Your task:
Copy the items from the line that has "legend-label: FAR [537,402,561,417]" through the line that has "x-axis-ticks: 0 20", substituting "x-axis-tick-label" for "x-tick-label" and leaving everything else unchanged.

>> Begin Input rows

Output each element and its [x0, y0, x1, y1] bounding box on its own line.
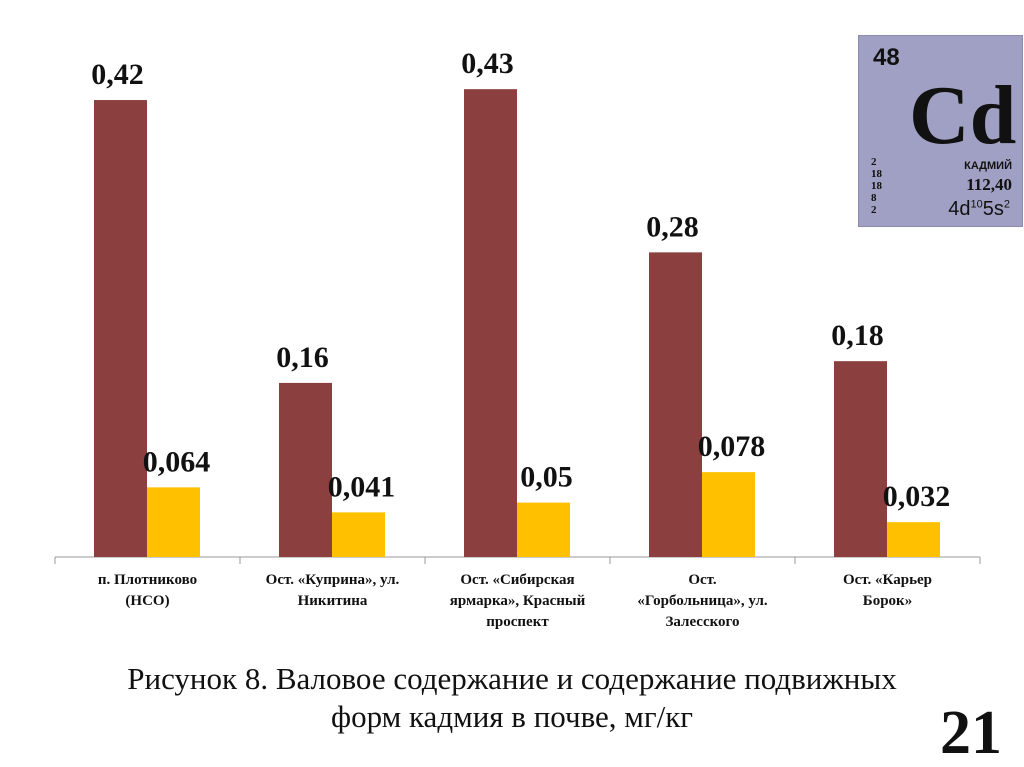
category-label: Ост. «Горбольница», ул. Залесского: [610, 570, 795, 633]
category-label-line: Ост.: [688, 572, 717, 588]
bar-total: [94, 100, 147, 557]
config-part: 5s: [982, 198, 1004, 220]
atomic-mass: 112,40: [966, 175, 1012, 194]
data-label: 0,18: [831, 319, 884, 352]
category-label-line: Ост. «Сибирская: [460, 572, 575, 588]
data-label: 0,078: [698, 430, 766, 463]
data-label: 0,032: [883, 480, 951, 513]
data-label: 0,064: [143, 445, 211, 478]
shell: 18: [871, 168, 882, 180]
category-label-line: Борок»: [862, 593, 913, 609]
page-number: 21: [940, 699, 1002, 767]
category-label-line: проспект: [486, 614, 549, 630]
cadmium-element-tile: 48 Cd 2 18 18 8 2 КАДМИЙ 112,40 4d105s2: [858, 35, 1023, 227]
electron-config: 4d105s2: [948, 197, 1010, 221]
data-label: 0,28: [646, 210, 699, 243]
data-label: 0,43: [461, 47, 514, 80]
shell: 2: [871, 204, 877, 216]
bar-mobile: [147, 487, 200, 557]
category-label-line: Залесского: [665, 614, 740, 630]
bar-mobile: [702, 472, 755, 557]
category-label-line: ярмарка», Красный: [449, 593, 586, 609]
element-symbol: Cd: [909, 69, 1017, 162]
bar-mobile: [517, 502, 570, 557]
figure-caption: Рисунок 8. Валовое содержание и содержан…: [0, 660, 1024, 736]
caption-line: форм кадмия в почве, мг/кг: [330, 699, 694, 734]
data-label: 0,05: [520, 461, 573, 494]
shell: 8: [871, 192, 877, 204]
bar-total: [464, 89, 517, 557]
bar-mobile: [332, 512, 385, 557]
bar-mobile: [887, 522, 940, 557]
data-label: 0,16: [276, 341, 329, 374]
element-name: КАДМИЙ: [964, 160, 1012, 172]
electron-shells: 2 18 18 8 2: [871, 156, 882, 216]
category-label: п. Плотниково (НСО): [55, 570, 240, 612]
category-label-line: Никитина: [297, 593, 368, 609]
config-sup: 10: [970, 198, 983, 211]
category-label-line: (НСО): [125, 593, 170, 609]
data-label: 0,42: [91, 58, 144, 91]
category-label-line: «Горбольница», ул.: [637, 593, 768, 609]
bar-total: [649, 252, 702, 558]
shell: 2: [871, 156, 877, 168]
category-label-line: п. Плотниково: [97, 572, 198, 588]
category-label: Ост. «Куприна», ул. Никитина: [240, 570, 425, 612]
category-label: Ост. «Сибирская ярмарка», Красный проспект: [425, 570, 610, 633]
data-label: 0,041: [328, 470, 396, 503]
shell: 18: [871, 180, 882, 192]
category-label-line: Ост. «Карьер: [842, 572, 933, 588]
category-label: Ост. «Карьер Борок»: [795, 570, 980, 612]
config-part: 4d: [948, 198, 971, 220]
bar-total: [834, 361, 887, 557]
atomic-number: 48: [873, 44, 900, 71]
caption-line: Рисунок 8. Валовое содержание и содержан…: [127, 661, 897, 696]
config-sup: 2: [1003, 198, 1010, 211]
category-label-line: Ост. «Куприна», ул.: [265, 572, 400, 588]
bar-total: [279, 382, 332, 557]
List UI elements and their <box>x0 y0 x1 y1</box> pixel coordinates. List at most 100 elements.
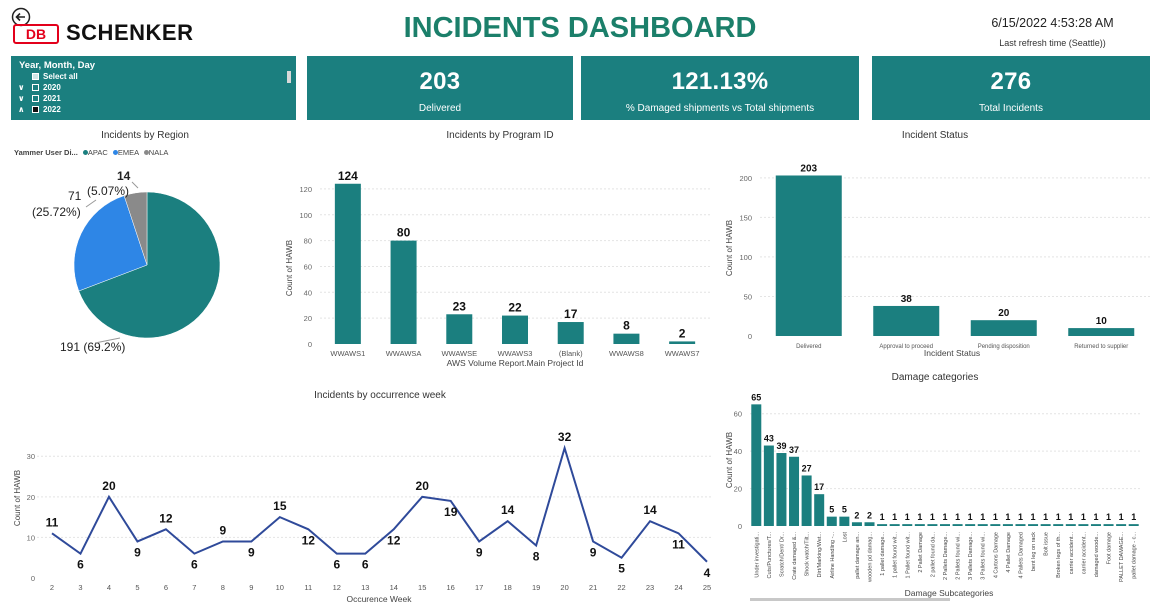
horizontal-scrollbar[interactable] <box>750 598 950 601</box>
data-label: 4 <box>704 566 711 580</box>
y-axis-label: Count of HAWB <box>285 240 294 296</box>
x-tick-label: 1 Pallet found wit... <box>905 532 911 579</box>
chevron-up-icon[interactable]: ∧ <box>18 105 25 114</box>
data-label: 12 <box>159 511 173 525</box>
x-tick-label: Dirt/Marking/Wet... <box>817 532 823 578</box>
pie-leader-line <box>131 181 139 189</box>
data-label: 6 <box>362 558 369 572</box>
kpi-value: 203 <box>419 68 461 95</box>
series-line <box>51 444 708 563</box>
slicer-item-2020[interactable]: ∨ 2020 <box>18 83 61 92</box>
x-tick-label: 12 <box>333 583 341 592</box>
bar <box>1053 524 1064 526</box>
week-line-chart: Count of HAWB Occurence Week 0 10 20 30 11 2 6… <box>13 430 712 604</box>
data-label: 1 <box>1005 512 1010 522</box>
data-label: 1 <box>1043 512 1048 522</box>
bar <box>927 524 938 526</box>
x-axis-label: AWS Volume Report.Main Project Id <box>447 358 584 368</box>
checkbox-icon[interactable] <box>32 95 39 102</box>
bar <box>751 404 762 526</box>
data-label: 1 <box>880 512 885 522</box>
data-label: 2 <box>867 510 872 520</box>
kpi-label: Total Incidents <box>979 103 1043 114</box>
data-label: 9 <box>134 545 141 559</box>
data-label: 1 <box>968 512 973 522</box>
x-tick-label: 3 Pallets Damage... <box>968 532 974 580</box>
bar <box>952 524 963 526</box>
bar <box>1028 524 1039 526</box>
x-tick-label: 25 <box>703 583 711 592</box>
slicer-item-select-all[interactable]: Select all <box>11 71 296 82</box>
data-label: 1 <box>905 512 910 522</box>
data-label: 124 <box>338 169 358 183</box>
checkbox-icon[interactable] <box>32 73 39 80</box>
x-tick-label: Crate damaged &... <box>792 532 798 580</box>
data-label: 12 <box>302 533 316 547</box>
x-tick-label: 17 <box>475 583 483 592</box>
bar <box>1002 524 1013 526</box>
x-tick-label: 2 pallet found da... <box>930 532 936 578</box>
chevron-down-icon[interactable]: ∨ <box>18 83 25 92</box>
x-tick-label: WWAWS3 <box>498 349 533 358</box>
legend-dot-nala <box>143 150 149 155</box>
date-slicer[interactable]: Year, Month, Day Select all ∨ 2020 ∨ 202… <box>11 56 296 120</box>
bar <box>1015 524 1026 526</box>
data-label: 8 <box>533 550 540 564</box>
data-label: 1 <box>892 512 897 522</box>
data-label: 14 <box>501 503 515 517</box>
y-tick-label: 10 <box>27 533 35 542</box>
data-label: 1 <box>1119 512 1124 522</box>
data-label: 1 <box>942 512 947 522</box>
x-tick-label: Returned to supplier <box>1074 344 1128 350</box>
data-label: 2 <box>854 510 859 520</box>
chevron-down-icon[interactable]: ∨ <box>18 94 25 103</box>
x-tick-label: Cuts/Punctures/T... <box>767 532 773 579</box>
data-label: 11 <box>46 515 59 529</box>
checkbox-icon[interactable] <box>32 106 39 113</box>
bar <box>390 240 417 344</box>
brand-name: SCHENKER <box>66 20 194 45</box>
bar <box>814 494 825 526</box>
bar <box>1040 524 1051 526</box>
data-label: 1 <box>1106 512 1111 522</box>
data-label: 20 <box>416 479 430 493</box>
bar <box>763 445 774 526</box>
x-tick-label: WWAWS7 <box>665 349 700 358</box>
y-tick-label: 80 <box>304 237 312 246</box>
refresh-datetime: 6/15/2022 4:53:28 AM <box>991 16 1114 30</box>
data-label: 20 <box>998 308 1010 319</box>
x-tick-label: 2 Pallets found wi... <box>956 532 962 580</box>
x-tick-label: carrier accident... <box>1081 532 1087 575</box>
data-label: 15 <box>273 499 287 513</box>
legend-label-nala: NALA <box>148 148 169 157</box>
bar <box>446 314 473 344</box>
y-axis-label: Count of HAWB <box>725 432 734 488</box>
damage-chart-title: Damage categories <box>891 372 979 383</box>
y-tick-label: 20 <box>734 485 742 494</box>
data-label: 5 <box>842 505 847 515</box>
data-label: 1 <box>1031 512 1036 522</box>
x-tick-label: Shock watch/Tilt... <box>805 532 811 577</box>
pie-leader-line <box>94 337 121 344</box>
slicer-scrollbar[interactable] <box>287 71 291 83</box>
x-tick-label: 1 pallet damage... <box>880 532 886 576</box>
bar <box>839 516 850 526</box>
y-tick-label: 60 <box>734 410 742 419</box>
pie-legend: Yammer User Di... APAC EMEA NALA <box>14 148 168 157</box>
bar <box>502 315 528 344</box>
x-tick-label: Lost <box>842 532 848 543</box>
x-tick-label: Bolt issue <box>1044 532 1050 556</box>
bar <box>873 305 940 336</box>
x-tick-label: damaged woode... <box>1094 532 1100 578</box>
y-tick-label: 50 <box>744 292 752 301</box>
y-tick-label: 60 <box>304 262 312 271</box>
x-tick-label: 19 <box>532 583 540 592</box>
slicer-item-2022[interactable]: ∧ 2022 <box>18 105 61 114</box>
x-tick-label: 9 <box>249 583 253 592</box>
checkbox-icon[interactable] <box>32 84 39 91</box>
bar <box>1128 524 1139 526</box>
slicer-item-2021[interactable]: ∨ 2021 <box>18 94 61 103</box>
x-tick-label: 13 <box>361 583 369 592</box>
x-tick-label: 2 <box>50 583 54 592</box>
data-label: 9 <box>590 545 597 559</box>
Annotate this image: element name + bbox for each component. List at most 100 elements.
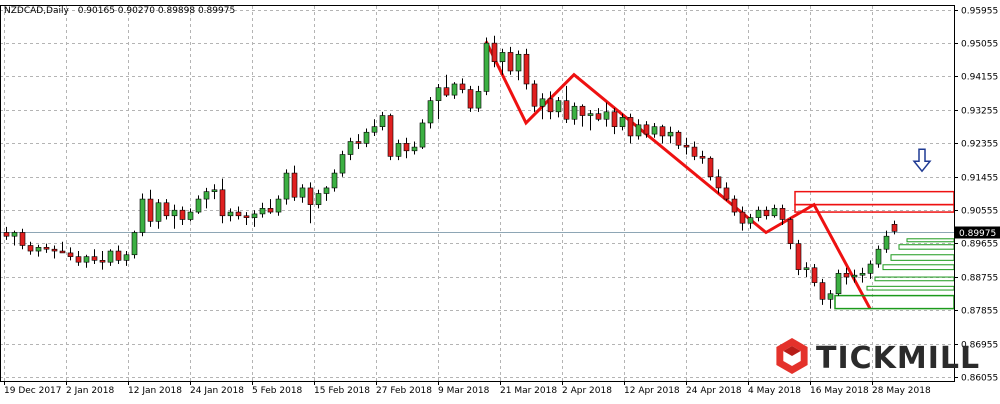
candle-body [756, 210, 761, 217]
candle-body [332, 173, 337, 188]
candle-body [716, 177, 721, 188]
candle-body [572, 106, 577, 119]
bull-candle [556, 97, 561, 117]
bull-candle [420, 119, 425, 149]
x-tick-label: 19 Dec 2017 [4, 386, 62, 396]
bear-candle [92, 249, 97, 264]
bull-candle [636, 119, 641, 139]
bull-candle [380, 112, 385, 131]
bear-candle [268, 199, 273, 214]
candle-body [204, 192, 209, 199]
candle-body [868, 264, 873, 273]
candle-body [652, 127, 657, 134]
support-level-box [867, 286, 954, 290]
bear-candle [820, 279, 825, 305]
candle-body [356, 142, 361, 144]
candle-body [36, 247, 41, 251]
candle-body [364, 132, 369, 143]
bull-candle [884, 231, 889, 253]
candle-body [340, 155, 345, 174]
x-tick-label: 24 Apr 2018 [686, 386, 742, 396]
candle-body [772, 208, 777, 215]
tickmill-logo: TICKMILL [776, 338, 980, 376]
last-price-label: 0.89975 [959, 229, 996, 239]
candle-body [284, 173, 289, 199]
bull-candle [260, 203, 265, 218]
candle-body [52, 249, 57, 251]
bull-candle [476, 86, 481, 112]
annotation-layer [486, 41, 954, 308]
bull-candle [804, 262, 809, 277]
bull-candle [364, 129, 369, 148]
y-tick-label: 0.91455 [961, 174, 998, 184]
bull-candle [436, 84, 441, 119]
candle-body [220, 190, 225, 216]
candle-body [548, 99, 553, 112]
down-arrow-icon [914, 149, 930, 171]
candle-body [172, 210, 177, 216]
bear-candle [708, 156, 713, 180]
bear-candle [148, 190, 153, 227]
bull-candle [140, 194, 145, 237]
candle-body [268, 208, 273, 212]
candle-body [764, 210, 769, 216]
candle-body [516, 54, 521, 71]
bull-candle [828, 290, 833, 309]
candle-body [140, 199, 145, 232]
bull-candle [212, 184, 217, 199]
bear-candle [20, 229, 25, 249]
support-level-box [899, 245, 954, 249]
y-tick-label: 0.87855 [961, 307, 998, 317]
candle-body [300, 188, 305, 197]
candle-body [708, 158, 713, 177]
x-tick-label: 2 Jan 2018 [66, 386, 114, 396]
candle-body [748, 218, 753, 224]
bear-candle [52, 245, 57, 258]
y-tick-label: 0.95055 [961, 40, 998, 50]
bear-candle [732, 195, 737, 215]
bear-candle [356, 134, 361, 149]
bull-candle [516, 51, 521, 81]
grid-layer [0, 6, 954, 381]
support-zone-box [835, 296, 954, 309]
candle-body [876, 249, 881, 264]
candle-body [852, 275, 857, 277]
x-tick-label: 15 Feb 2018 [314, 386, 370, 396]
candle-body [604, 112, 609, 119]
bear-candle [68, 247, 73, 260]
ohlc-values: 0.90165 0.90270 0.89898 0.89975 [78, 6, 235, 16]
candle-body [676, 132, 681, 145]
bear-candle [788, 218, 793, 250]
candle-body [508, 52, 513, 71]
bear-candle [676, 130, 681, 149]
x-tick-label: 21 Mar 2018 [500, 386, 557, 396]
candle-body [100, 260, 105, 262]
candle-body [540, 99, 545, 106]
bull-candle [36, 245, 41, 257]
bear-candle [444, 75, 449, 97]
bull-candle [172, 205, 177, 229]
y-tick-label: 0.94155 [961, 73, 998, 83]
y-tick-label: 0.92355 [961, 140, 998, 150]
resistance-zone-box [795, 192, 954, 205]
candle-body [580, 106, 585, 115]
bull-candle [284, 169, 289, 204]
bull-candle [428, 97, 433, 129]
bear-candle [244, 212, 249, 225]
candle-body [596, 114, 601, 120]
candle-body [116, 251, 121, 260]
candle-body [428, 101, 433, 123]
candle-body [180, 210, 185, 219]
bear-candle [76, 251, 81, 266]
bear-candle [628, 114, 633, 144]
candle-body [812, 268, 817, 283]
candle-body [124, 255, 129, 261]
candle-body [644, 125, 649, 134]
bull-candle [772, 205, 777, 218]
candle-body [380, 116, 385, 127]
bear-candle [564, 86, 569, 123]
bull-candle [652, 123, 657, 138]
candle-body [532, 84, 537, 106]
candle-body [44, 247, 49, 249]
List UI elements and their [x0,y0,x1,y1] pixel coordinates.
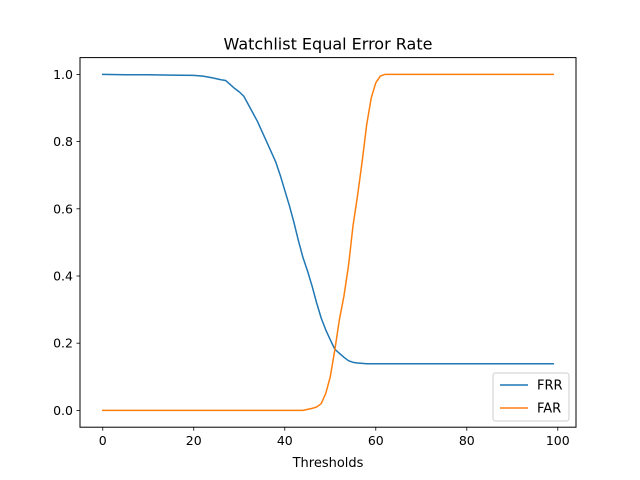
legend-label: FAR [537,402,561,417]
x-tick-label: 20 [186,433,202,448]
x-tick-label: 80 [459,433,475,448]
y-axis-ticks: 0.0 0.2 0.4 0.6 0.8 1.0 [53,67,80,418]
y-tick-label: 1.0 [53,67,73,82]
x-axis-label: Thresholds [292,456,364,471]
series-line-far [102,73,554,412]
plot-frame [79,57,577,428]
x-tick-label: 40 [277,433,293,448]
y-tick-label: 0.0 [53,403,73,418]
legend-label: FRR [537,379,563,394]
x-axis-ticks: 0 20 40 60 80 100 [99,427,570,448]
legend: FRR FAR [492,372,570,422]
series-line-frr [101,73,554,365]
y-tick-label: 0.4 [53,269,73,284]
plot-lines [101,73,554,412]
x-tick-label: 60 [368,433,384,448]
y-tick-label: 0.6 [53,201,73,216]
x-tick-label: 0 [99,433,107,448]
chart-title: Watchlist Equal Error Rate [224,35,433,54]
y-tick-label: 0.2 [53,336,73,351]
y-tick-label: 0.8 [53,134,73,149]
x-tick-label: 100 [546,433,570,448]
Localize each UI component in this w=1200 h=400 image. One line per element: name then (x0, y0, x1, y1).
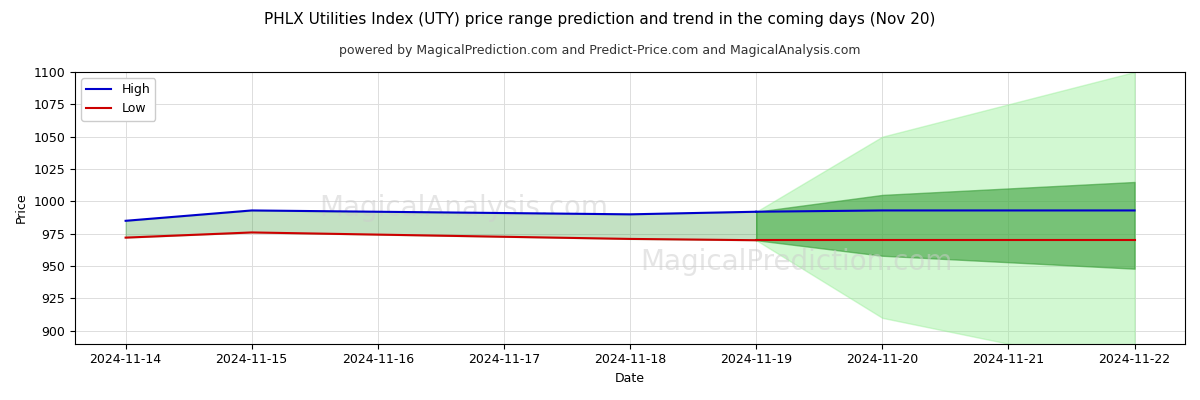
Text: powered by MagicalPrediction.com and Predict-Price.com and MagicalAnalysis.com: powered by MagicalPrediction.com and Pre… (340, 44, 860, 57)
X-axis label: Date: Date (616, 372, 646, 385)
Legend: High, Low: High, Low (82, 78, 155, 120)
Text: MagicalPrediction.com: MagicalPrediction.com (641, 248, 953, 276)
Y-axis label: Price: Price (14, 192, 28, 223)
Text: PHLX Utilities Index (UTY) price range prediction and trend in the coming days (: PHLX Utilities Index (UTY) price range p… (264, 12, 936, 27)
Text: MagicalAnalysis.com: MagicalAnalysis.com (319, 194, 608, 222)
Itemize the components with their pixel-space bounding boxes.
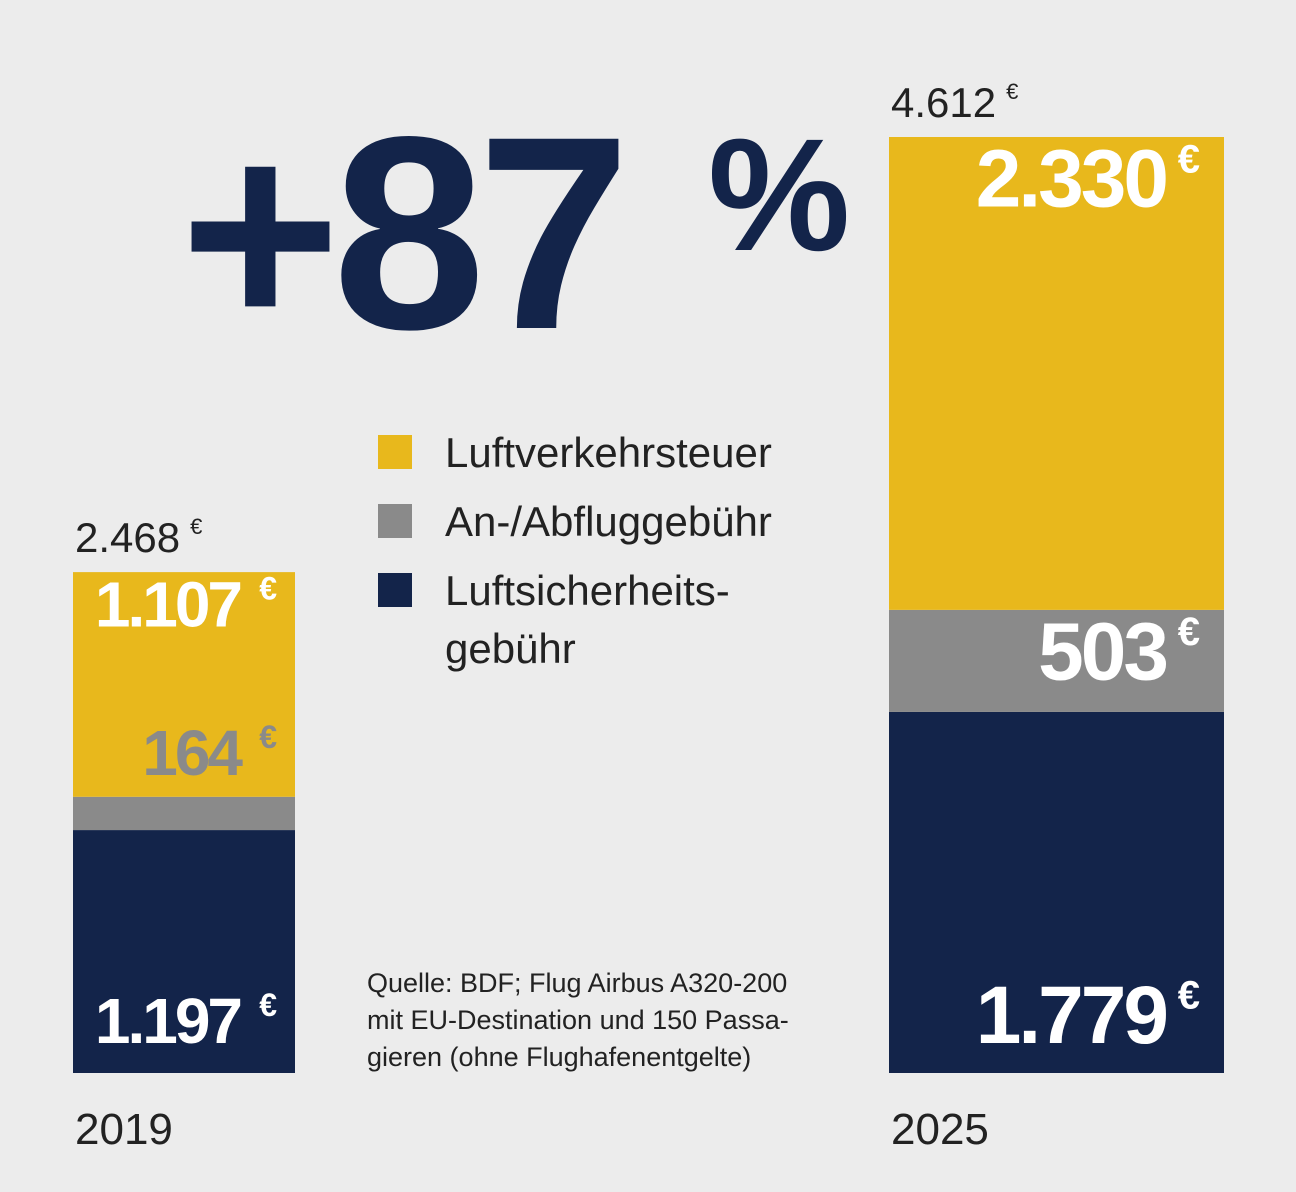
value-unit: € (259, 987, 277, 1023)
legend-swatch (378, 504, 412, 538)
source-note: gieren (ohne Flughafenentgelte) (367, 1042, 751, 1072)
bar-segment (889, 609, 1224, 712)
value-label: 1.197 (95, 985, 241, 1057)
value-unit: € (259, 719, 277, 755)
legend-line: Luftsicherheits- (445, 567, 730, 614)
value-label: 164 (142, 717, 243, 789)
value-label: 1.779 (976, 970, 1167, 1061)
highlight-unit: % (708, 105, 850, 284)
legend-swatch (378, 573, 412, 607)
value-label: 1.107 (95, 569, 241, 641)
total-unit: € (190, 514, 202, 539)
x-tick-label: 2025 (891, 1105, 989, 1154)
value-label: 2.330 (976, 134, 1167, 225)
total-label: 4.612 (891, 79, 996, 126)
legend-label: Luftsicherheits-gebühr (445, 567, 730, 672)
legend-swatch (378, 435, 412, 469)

>> End Input rows

Solution to the problem:
legend-label: FAR [537,402,561,417]
x-axis-tick-label: 20 [186,433,202,448]
x-axis-tick-label: 80 [459,433,475,448]
y-axis-ticks: 0.0 0.2 0.4 0.6 0.8 1.0 [53,67,80,418]
y-tick-label: 1.0 [53,67,73,82]
x-axis-label: Thresholds [292,456,364,471]
series-line-far [102,73,554,412]
plot-frame [79,57,577,428]
x-axis-tick-label: 40 [277,433,293,448]
y-tick-label: 0.0 [53,403,73,418]
legend-label: FRR [537,379,563,394]
x-axis-ticks: 0 20 40 60 80 100 [99,427,570,448]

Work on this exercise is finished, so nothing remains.